-- Begin Given records --
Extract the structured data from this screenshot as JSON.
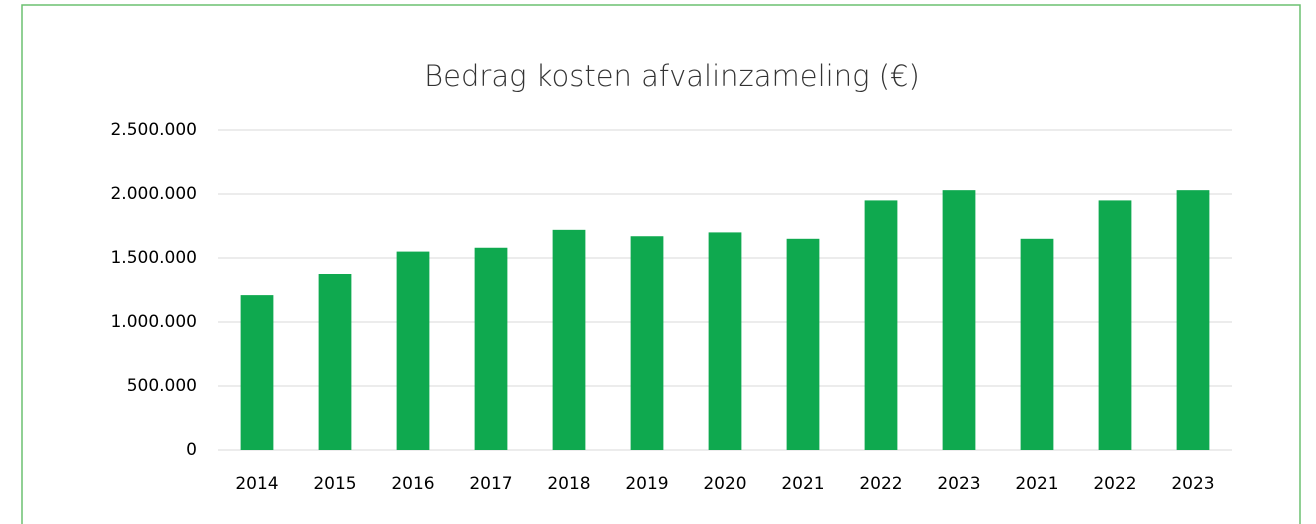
{
  "chart_data": {
    "type": "bar",
    "title": "Bedrag kosten afvalinzameling (€)",
    "categories": [
      "2014",
      "2015",
      "2016",
      "2017",
      "2018",
      "2019",
      "2020",
      "2021",
      "2022",
      "2023",
      "2021",
      "2022",
      "2023"
    ],
    "values": [
      1210000,
      1375000,
      1550000,
      1580000,
      1720000,
      1670000,
      1700000,
      1650000,
      1950000,
      2030000,
      1650000,
      1950000,
      2030000
    ],
    "color": "#0fa94f",
    "ylim": [
      0,
      2500000
    ],
    "yticks": [
      0,
      {
        "value": 500000,
        "label": "500.000"
      },
      {
        "value": 1000000,
        "label": "1.000.000"
      },
      {
        "value": 1500000,
        "label": "1.500.000"
      },
      {
        "value": 2000000,
        "label": "2.000.000"
      },
      {
        "value": 2500000,
        "label": "2.500.000"
      }
    ],
    "grid": true
  }
}
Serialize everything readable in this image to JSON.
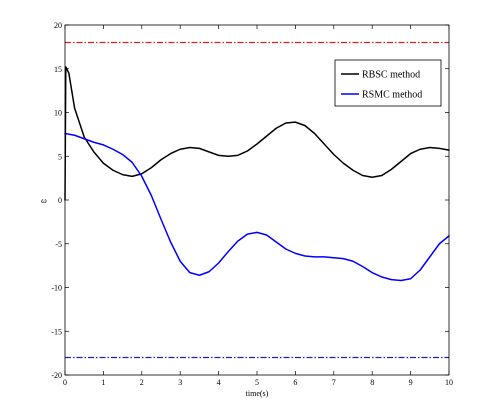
{
  "chart_data": {
    "type": "line",
    "title": "",
    "xlabel": "time(s)",
    "ylabel": "ω",
    "xlim": [
      0,
      10
    ],
    "ylim": [
      -20,
      20
    ],
    "xticks": [
      0,
      1,
      2,
      3,
      4,
      5,
      6,
      7,
      8,
      9,
      10
    ],
    "yticks": [
      -20,
      -15,
      -10,
      -5,
      0,
      5,
      10,
      15,
      20
    ],
    "grid": false,
    "legend_position": "top-right",
    "series": [
      {
        "name": "RBSC method",
        "color": "#000000",
        "style": "solid",
        "x": [
          0,
          0.02,
          0.1,
          0.25,
          0.5,
          0.75,
          1.0,
          1.25,
          1.5,
          1.75,
          2.0,
          2.25,
          2.5,
          2.75,
          3.0,
          3.25,
          3.5,
          3.75,
          4.0,
          4.25,
          4.5,
          4.75,
          5.0,
          5.25,
          5.5,
          5.75,
          6.0,
          6.25,
          6.5,
          6.75,
          7.0,
          7.25,
          7.5,
          7.75,
          8.0,
          8.25,
          8.5,
          8.75,
          9.0,
          9.25,
          9.5,
          9.75,
          10.0
        ],
        "y": [
          0,
          15.2,
          14.5,
          10.5,
          7.2,
          5.5,
          4.2,
          3.4,
          2.9,
          2.7,
          3.0,
          3.7,
          4.6,
          5.3,
          5.8,
          6.0,
          5.9,
          5.5,
          5.1,
          5.0,
          5.1,
          5.6,
          6.4,
          7.3,
          8.2,
          8.8,
          8.9,
          8.5,
          7.6,
          6.4,
          5.2,
          4.2,
          3.4,
          2.8,
          2.6,
          2.8,
          3.5,
          4.4,
          5.3,
          5.8,
          6.0,
          5.9,
          5.7
        ]
      },
      {
        "name": "RSMC method",
        "color": "#0000ff",
        "style": "solid",
        "x": [
          0,
          0.25,
          0.5,
          0.75,
          1.0,
          1.25,
          1.5,
          1.75,
          2.0,
          2.25,
          2.5,
          2.75,
          3.0,
          3.25,
          3.5,
          3.75,
          4.0,
          4.25,
          4.5,
          4.75,
          5.0,
          5.25,
          5.5,
          5.75,
          6.0,
          6.25,
          6.5,
          6.75,
          7.0,
          7.25,
          7.5,
          7.75,
          8.0,
          8.25,
          8.5,
          8.75,
          9.0,
          9.25,
          9.5,
          9.75,
          10.0
        ],
        "y": [
          7.6,
          7.4,
          7.0,
          6.6,
          6.3,
          5.8,
          5.2,
          4.3,
          2.7,
          0.5,
          -2.2,
          -4.8,
          -7.0,
          -8.3,
          -8.6,
          -8.2,
          -7.2,
          -5.9,
          -4.7,
          -3.9,
          -3.7,
          -4.0,
          -4.8,
          -5.6,
          -6.1,
          -6.4,
          -6.5,
          -6.5,
          -6.6,
          -6.7,
          -7.0,
          -7.6,
          -8.3,
          -8.8,
          -9.1,
          -9.2,
          -9.0,
          -8.0,
          -6.5,
          -5.0,
          -4.1
        ]
      }
    ],
    "bounds": [
      {
        "value": 18,
        "color": "#e02020",
        "style": "dash-dot"
      },
      {
        "value": -18,
        "color": "#2020c0",
        "style": "dash-dot"
      }
    ]
  }
}
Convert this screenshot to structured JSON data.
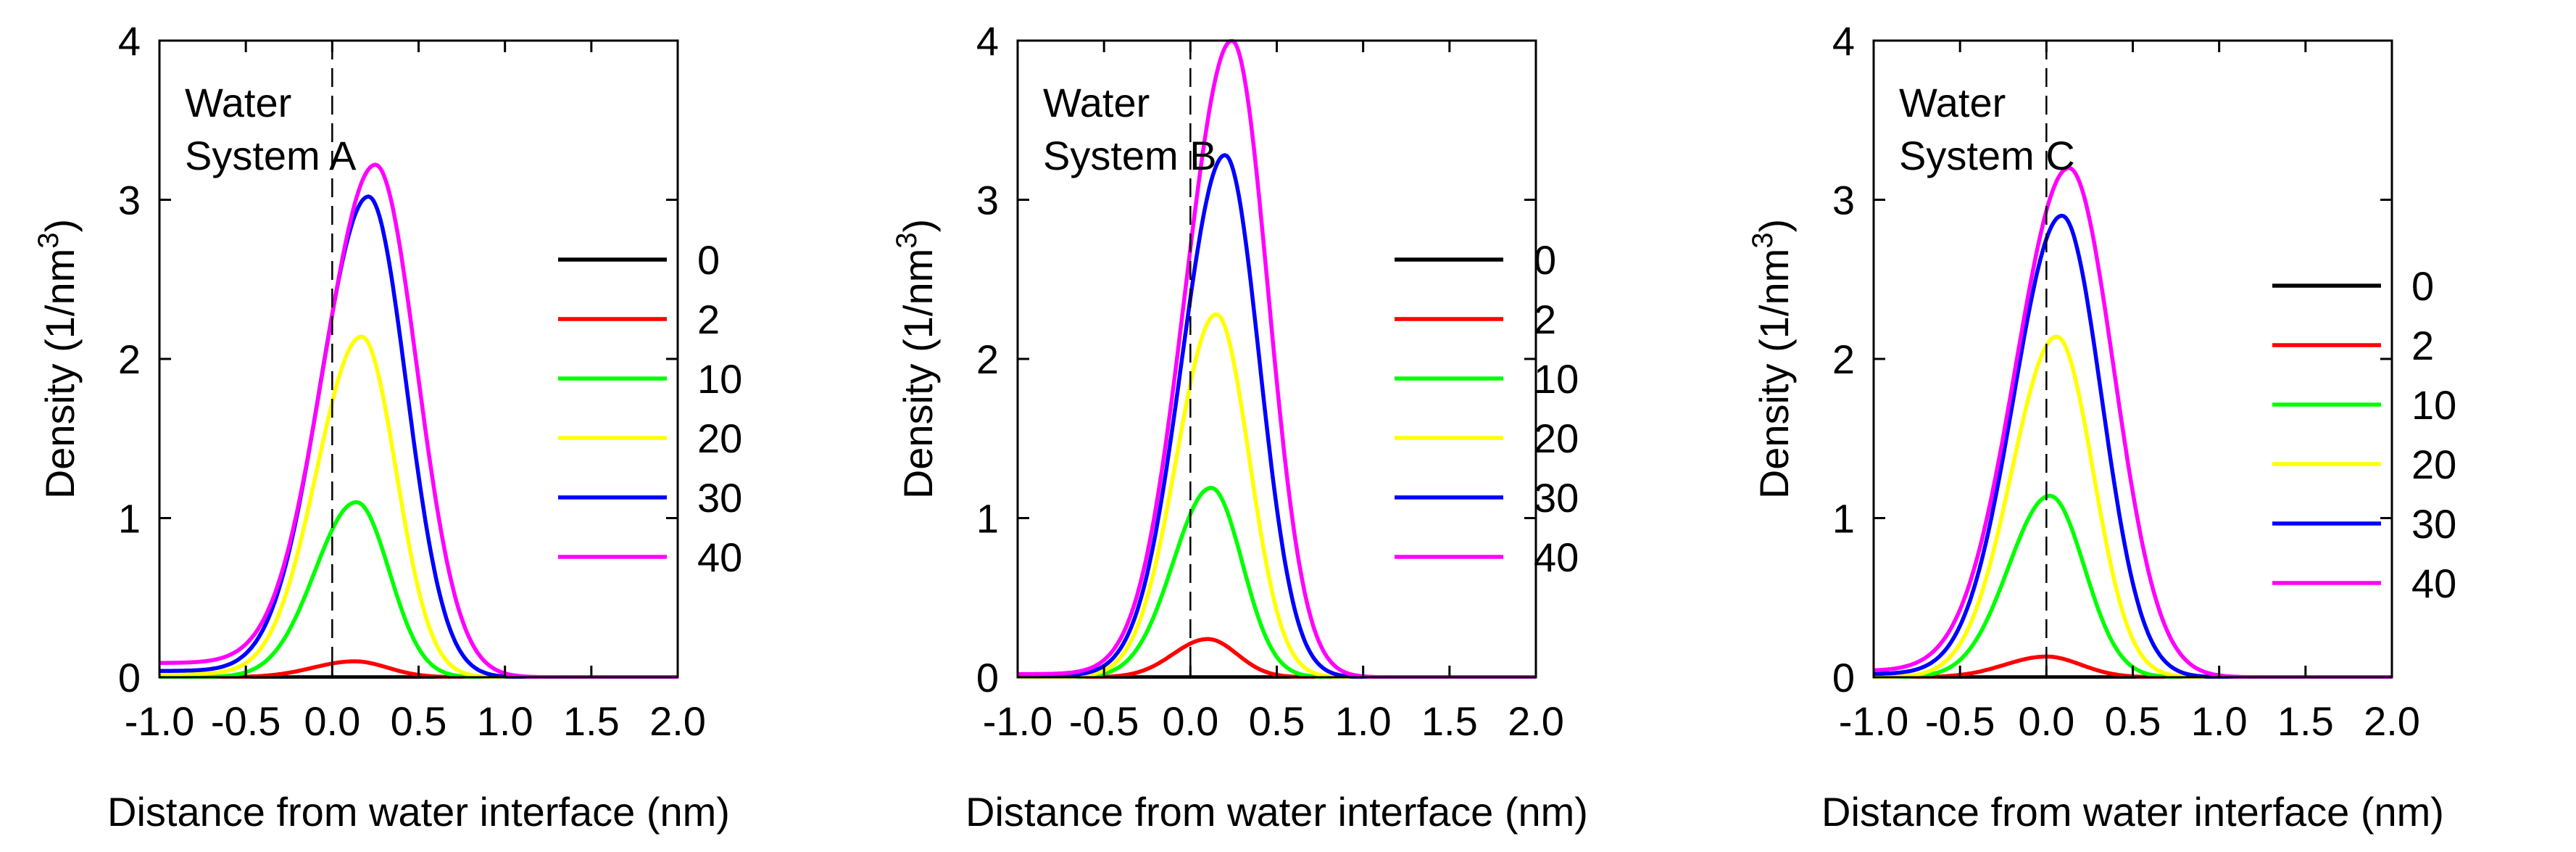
-- End Given records --
Each line with the string "this" in it needs to be found and copied.

Task output »
Extract the structured data from this screenshot as JSON.
Serialize everything readable in this image to JSON.
Convert this screenshot to structured JSON data.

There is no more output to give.